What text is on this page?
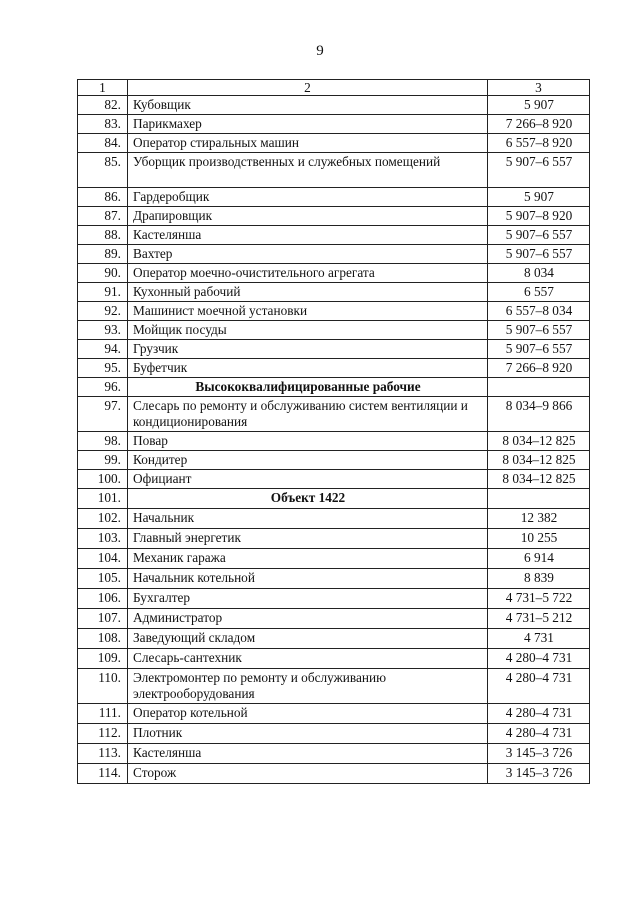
9
1	2	3
82.	Кубовщик	5 907
83.	Парикмахер	7 266–8 920
84.	Оператор стиральных машин	6 557–8 920
85.	Уборщик производственных и служебных помещений	5 907–6 557
86.	Гардеробщик	5 907
87.	Драпировщик	5 907–8 920
88.	Кастелянша	5 907–6 557
89.	Вахтер	5 907–6 557
90.	Оператор моечно-очистительного агрегата	8 034
91.	Кухонный рабочий	6 557
92.	Машинист моечной установки	6 557–8 034
93.	Мойщик посуды	5 907–6 557
94.	Грузчик	5 907–6 557
95.	Буфетчик	7 266–8 920
96.	Высококвалифицированные рабочие	
97.	Слесарь по ремонту и обслуживанию систем вентиляции и кондиционирования	8 034–9 866
98.	Повар	8 034–12 825
99.	Кондитер	8 034–12 825
100.	Официант	8 034–12 825
101.	Объект 1422	
102.	Начальник	12 382
103.	Главный энергетик	10 255
104.	Механик гаража	6 914
105.	Начальник котельной	8 839
106.	Бухгалтер	4 731–5 722
107.	Администратор	4 731–5 212
108.	Заведующий складом	4 731
109.	Слесарь-сантехник	4 280–4 731
110.	Электромонтер по ремонту и обслуживанию электрооборудования	4 280–4 731
111.	Оператор котельной	4 280–4 731
112.	Плотник	4 280–4 731
113.	Кастелянша	3 145–3 726
114.	Сторож	3 145–3 726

TASK DESCRIPTION :: Omit the images and transcribe all of the records above word for word.

TASK RESULT ::
What text is on this page?
9
1	2	3
82.	Кубовщик	5 907
83.	Парикмахер	7 266–8 920
84.	Оператор стиральных машин	6 557–8 920
85.	Уборщик производственных и служебных помещений	5 907–6 557
86.	Гардеробщик	5 907
87.	Драпировщик	5 907–8 920
88.	Кастелянша	5 907–6 557
89.	Вахтер	5 907–6 557
90.	Оператор моечно-очистительного агрегата	8 034
91.	Кухонный рабочий	6 557
92.	Машинист моечной установки	6 557–8 034
93.	Мойщик посуды	5 907–6 557
94.	Грузчик	5 907–6 557
95.	Буфетчик	7 266–8 920
96.	Высококвалифицированные рабочие	
97.	Слесарь по ремонту и обслуживанию систем вентиляции и кондиционирования	8 034–9 866
98.	Повар	8 034–12 825
99.	Кондитер	8 034–12 825
100.	Официант	8 034–12 825
101.	Объект 1422	
102.	Начальник	12 382
103.	Главный энергетик	10 255
104.	Механик гаража	6 914
105.	Начальник котельной	8 839
106.	Бухгалтер	4 731–5 722
107.	Администратор	4 731–5 212
108.	Заведующий складом	4 731
109.	Слесарь-сантехник	4 280–4 731
110.	Электромонтер по ремонту и обслуживанию электрооборудования	4 280–4 731
111.	Оператор котельной	4 280–4 731
112.	Плотник	4 280–4 731
113.	Кастелянша	3 145–3 726
114.	Сторож	3 145–3 726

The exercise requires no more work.